Task instructions: Reproduce the material word for word; the images stay out.

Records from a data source
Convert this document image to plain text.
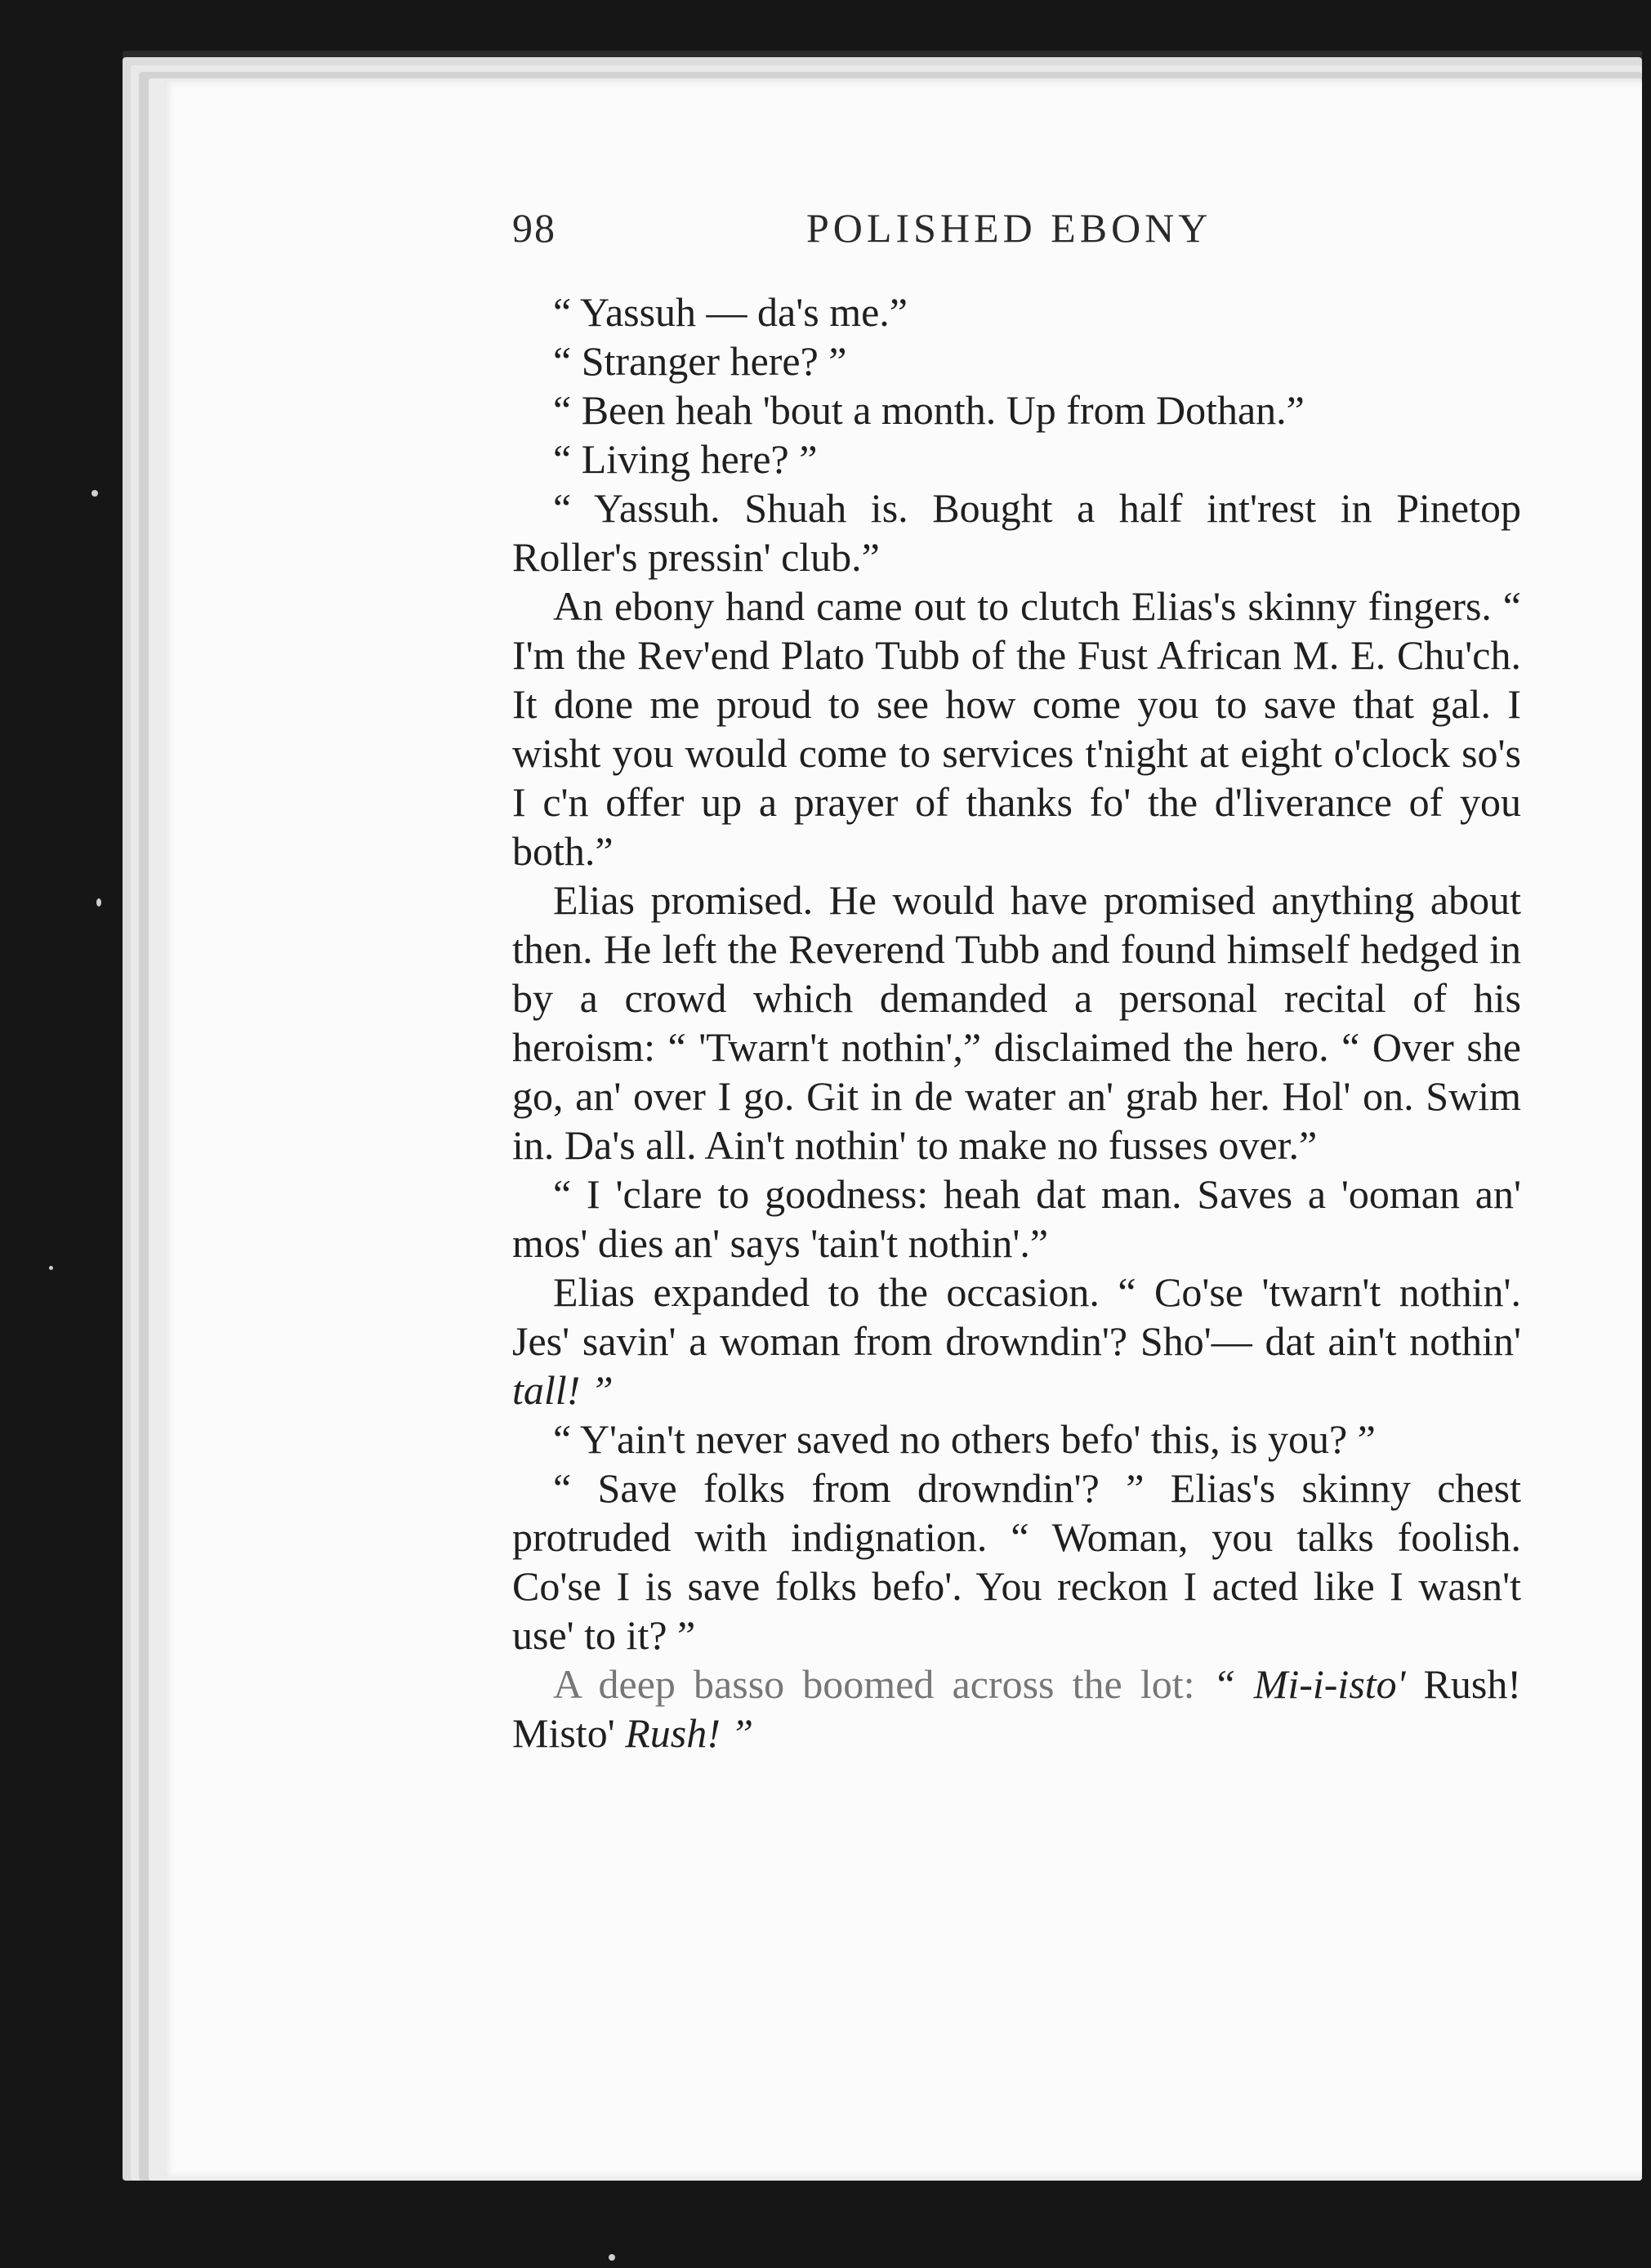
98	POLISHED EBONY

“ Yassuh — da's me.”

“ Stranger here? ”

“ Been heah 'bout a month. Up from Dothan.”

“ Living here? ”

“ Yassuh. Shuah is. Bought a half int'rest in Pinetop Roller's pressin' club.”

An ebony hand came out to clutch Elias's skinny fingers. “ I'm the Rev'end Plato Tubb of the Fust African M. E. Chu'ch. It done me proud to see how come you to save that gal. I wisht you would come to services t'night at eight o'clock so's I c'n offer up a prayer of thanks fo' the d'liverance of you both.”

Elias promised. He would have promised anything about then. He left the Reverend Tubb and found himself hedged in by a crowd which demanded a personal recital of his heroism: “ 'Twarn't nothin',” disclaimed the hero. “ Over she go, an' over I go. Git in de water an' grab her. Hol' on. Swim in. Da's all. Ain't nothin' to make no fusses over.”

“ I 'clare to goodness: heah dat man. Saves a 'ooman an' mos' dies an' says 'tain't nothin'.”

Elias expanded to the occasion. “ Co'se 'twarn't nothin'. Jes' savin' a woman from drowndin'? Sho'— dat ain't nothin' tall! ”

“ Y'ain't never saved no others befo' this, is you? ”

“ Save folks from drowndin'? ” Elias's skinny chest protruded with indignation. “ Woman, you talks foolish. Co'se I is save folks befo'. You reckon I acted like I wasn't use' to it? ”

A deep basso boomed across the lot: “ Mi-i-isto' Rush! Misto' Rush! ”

Exercise output:
Convert this document image to plain text.
98	POLISHED EBONY

“ Yassuh — da's me.”

“ Stranger here? ”

“ Been heah 'bout a month. Up from Dothan.”

“ Living here? ”

“ Yassuh. Shuah is. Bought a half int'rest in Pinetop Roller's pressin' club.”

An ebony hand came out to clutch Elias's skinny fingers. “ I'm the Rev'end Plato Tubb of the Fust African M. E. Chu'ch. It done me proud to see how come you to save that gal. I wisht you would come to services t'night at eight o'clock so's I c'n offer up a prayer of thanks fo' the d'liverance of you both.”

Elias promised. He would have promised anything about then. He left the Reverend Tubb and found himself hedged in by a crowd which demanded a personal recital of his heroism: “ 'Twarn't nothin',” disclaimed the hero. “ Over she go, an' over I go. Git in de water an' grab her. Hol' on. Swim in. Da's all. Ain't nothin' to make no fusses over.”

“ I 'clare to goodness: heah dat man. Saves a 'ooman an' mos' dies an' says 'tain't nothin'.”

Elias expanded to the occasion. “ Co'se 'twarn't nothin'. Jes' savin' a woman from drowndin'? Sho'— dat ain't nothin' tall! ”

“ Y'ain't never saved no others befo' this, is you? ”

“ Save folks from drowndin'? ” Elias's skinny chest protruded with indignation. “ Woman, you talks foolish. Co'se I is save folks befo'. You reckon I acted like I wasn't use' to it? ”

A deep basso boomed across the lot: “ Mi-i-isto' Rush! Misto' Rush! ”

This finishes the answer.